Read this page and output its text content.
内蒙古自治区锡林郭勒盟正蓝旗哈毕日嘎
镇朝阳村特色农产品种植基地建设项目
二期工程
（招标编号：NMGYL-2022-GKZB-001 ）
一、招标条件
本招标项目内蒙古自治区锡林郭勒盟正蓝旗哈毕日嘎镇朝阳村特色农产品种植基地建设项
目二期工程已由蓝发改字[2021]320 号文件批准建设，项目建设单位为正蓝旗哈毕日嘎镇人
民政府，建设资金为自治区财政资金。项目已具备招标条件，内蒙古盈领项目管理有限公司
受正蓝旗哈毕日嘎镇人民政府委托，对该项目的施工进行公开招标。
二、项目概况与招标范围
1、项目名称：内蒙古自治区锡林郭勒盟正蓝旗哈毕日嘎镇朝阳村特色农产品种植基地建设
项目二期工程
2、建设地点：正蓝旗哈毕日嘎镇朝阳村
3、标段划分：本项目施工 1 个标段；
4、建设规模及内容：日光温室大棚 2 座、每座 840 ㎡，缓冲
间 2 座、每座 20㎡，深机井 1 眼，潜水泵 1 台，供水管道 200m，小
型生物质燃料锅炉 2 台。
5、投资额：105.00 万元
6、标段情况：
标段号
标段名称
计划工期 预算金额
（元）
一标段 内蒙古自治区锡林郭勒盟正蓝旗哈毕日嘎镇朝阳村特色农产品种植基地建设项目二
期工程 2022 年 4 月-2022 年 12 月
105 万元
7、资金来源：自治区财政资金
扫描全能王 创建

================================

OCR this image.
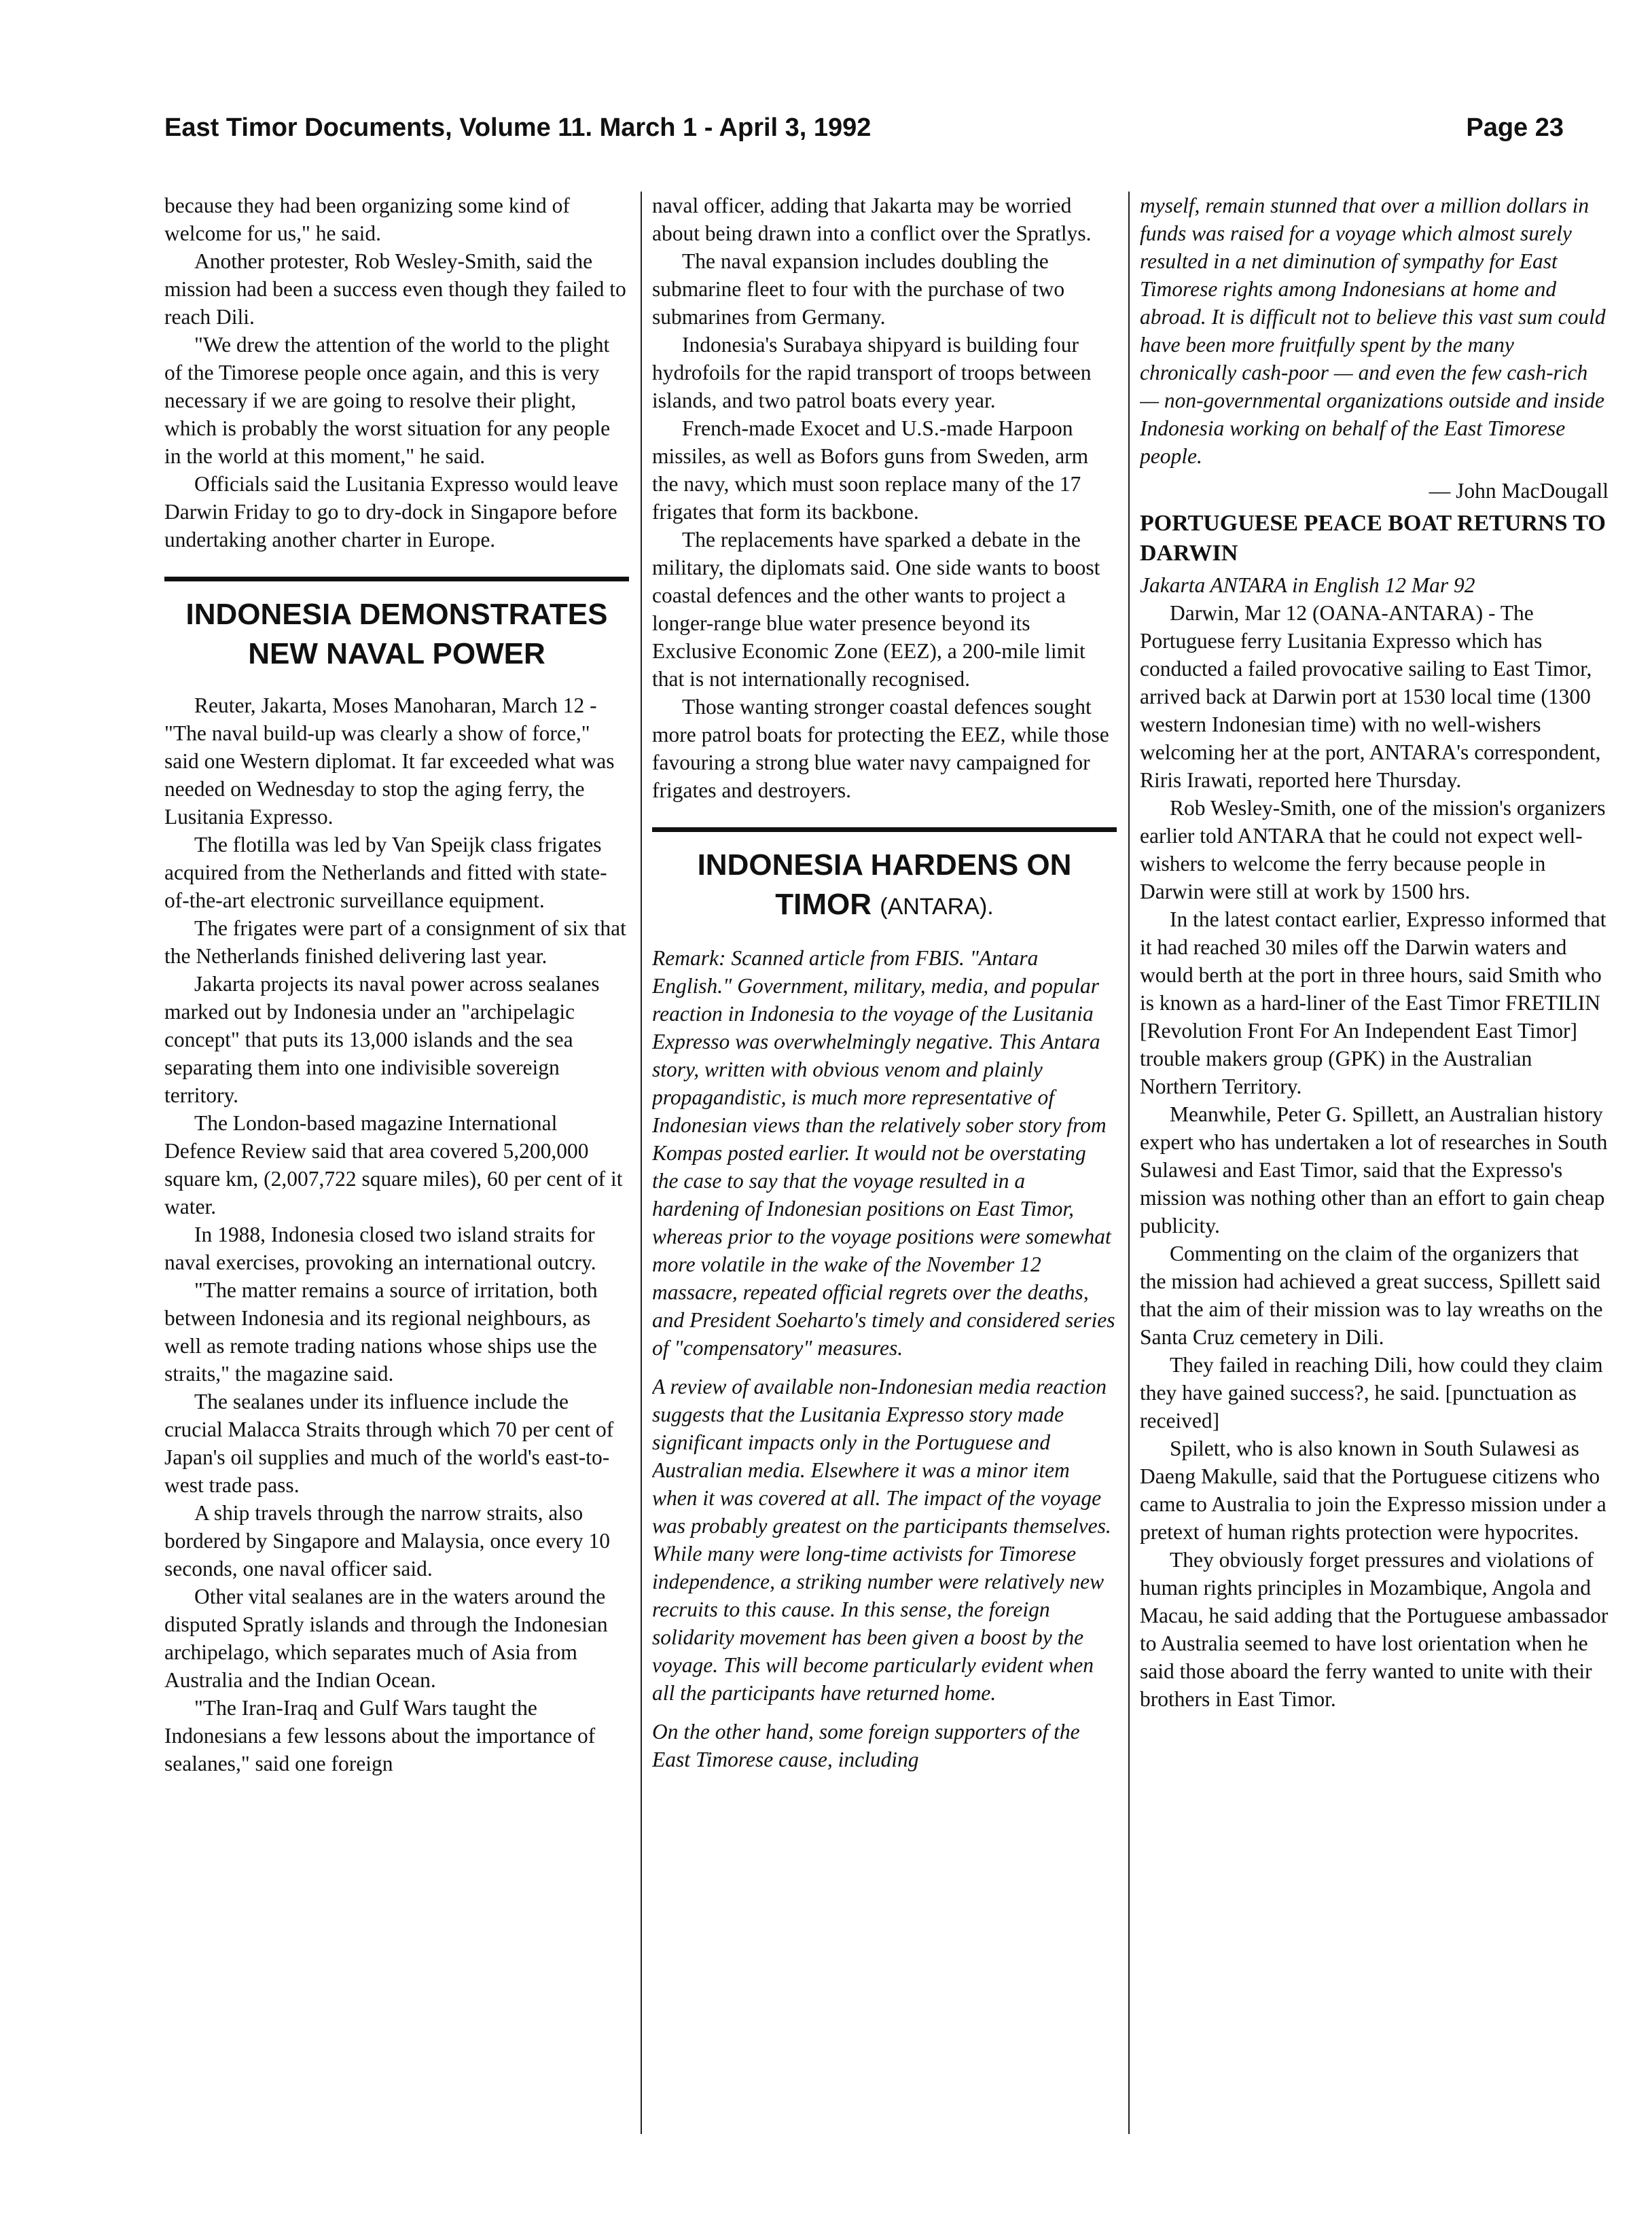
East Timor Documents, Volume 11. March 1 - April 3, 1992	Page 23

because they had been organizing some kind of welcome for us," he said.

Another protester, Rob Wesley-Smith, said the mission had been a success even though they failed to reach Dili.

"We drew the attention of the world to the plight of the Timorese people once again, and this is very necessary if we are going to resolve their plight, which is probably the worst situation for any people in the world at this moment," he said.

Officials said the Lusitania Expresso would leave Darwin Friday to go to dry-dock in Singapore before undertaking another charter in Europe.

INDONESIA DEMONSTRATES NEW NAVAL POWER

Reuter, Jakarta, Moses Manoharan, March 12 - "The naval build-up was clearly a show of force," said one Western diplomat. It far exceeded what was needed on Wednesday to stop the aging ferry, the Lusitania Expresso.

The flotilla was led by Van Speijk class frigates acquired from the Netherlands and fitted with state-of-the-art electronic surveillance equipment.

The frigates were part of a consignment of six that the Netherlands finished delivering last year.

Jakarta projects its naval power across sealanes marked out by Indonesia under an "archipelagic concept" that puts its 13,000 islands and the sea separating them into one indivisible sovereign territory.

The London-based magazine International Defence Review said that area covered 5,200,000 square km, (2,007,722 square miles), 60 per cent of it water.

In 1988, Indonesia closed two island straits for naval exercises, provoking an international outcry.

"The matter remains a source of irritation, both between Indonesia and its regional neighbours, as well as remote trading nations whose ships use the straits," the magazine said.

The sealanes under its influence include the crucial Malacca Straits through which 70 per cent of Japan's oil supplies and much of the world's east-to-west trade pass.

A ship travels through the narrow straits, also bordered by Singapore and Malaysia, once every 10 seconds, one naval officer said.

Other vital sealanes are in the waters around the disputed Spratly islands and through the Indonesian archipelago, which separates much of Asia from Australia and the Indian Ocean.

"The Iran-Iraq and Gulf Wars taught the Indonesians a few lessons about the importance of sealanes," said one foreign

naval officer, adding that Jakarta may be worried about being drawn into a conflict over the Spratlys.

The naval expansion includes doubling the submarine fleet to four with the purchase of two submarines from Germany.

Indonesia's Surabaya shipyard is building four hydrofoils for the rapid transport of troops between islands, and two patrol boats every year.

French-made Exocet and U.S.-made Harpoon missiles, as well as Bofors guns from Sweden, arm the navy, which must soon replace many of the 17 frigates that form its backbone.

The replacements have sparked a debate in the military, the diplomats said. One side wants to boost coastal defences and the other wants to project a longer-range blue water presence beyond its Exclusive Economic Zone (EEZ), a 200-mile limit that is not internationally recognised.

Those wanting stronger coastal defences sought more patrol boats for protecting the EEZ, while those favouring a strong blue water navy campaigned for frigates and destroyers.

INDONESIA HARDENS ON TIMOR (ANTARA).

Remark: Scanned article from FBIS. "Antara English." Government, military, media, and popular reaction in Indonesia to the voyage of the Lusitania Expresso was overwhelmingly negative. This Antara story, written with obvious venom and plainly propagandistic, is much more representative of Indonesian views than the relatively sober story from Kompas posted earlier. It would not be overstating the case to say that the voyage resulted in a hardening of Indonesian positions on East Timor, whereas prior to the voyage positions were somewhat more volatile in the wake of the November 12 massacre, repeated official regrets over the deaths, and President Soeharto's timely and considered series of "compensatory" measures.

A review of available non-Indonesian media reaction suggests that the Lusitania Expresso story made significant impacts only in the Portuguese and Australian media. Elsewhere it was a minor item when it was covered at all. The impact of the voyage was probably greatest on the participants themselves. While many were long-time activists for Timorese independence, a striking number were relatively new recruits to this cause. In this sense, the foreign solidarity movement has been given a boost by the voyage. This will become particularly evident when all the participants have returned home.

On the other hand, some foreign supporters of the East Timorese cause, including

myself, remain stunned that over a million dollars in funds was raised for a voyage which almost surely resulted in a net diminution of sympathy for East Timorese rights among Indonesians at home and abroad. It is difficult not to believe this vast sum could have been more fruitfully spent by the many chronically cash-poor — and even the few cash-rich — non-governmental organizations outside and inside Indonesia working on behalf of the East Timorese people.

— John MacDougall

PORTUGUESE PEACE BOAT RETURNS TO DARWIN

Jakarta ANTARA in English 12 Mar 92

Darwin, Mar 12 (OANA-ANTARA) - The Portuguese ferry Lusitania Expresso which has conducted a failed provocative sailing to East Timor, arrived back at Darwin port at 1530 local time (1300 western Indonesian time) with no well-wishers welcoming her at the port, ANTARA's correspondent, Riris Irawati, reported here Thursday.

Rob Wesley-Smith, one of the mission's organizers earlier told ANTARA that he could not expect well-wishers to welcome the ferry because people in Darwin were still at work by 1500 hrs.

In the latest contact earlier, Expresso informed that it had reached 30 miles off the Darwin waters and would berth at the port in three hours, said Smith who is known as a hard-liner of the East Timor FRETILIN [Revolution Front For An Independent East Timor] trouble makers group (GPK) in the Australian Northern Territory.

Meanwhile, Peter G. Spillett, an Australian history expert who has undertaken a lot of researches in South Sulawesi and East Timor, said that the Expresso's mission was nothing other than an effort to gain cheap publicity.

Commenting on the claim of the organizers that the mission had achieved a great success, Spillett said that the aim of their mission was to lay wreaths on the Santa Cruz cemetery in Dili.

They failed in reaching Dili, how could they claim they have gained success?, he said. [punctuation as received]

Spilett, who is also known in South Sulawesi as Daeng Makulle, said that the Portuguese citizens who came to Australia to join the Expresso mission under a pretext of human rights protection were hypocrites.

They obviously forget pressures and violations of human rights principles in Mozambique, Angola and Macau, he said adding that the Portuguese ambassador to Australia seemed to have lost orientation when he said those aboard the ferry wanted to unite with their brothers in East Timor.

================================

Goal: Lines that include the word "navy" — how many are there in the data? Answer with the number alone.

Output below: 2